## START Dataset extract

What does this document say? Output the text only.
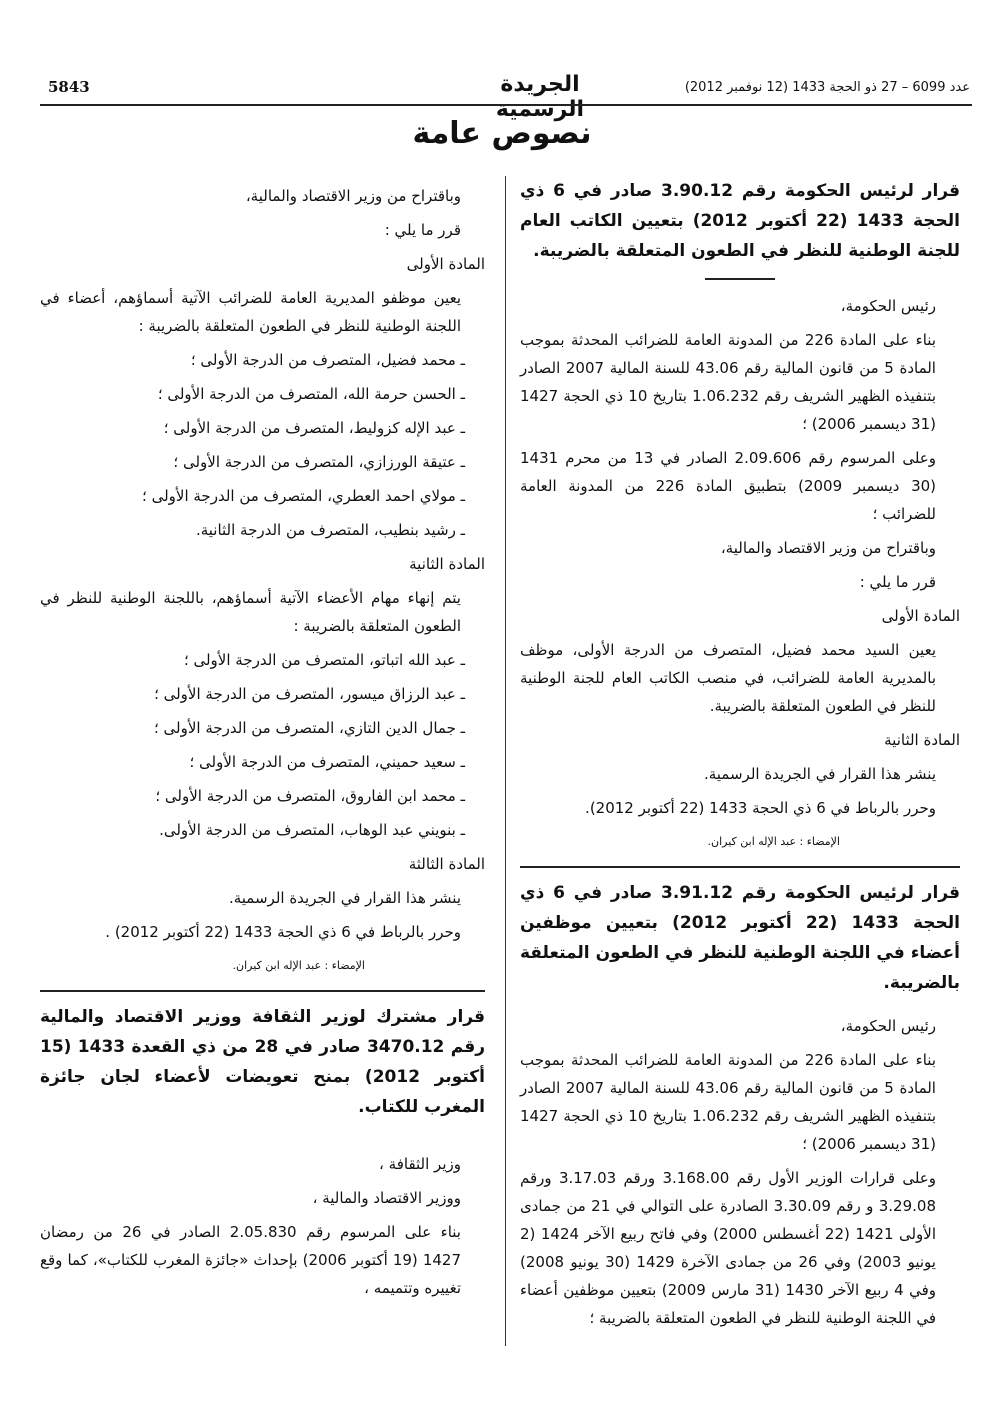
5843	الجريدة الرسمية
عدد 6099 – 27 ذو الحجة 1433 (12 نوفمبر 2012)
نصوص عامة
قرار لرئيس الحكومة رقم 3.90.12 صادر في 6 ذي الحجة 1433 (22 أكتوبر 2012) بتعيين الكاتب العام للجنة الوطنية للنظر في الطعون المتعلقة بالضريبة.

رئيس الحكومة،

بناء على المادة 226 من المدونة العامة للضرائب المحدثة بموجب المادة 5 من قانون المالية رقم 43.06 للسنة المالية 2007 الصادر بتنفيذه الظهير الشريف رقم 1.06.232 بتاريخ 10 ذي الحجة 1427 (31 ديسمبر 2006) ؛

وعلى المرسوم رقم 2.09.606 الصادر في 13 من محرم 1431 (30 ديسمبر 2009) بتطبيق المادة 226 من المدونة العامة للضرائب ؛

وباقتراح من وزير الاقتصاد والمالية،

قرر ما يلي :

المادة الأولى

يعين السيد محمد فضيل، المتصرف من الدرجة الأولى، موظف بالمديرية العامة للضرائب، في منصب الكاتب العام للجنة الوطنية للنظر في الطعون المتعلقة بالضريبة.

المادة الثانية

ينشر هذا القرار في الجريدة الرسمية.

وحرر بالرباط في 6 ذي الحجة 1433 (22 أكتوبر 2012).

الإمضاء : عبد الإله ابن كيران.

قرار لرئيس الحكومة رقم 3.91.12 صادر في 6 ذي الحجة 1433 (22 أكتوبر 2012) بتعيين موظفين أعضاء في اللجنة الوطنية للنظر في الطعون المتعلقة بالضريبة.

رئيس الحكومة،

بناء على المادة 226 من المدونة العامة للضرائب المحدثة بموجب المادة 5 من قانون المالية رقم 43.06 للسنة المالية 2007 الصادر بتنفيذه الظهير الشريف رقم 1.06.232 بتاريخ 10 ذي الحجة 1427 (31 ديسمبر 2006) ؛

وعلى قرارات الوزير الأول رقم 3.168.00 ورقم 3.17.03 ورقم 3.29.08 و رقم 3.30.09 الصادرة على التوالي في 21 من جمادى الأولى 1421 (22 أغسطس 2000) وفي فاتح ربيع الآخر 1424 (2 يونيو 2003) وفي 26 من جمادى الآخرة 1429 (30 يونيو 2008) وفي 4 ربيع الآخر 1430 (31 مارس 2009) بتعيين موظفين أعضاء في اللجنة الوطنية للنظر في الطعون المتعلقة بالضريبة ؛

وباقتراح من وزير الاقتصاد والمالية،

قرر ما يلي :

المادة الأولى

يعين موظفو المديرية العامة للضرائب الآتية أسماؤهم، أعضاء في اللجنة الوطنية للنظر في الطعون المتعلقة بالضريبة :

ـ محمد فضيل، المتصرف من الدرجة الأولى ؛

ـ الحسن حرمة الله، المتصرف من الدرجة الأولى ؛

ـ عبد الإله كزوليط، المتصرف من الدرجة الأولى ؛

ـ عتيقة الورزازي، المتصرف من الدرجة الأولى ؛

ـ مولاي احمد العطري، المتصرف من الدرجة الأولى ؛

ـ رشيد بنطيب، المتصرف من الدرجة الثانية.

المادة الثانية

يتم إنهاء مهام الأعضاء الآتية أسماؤهم، باللجنة الوطنية للنظر في الطعون المتعلقة بالضريبة :

ـ عبد الله اتباتو، المتصرف من الدرجة الأولى ؛

ـ عبد الرزاق ميسور، المتصرف من الدرجة الأولى ؛

ـ جمال الدين التازي، المتصرف من الدرجة الأولى ؛

ـ سعيد حميني، المتصرف من الدرجة الأولى ؛

ـ محمد ابن الفاروق، المتصرف من الدرجة الأولى ؛

ـ بنويني عبد الوهاب، المتصرف من الدرجة الأولى.

المادة الثالثة

ينشر هذا القرار في الجريدة الرسمية.

وحرر بالرباط في 6 ذي الحجة 1433 (22 أكتوبر 2012) .

الإمضاء : عبد الإله ابن كيران.

قرار مشترك لوزير الثقافة ووزير الاقتصاد والمالية رقم 3470.12 صادر في 28 من ذي القعدة 1433 (15 أكتوبر 2012) بمنح تعويضات لأعضاء لجان جائزة المغرب للكتاب.

وزير الثقافة ،

ووزير الاقتصاد والمالية ،

بناء على المرسوم رقم 2.05.830 الصادر في 26 من رمضان 1427 (19 أكتوبر 2006) بإحداث «جائزة المغرب للكتاب»، كما وقع تغييره وتتميمه ،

## END Dataset extract

Required work
Within the records, how many lines include "أسماؤهم"? The answer is the number and nothing else.

Reply to the task
2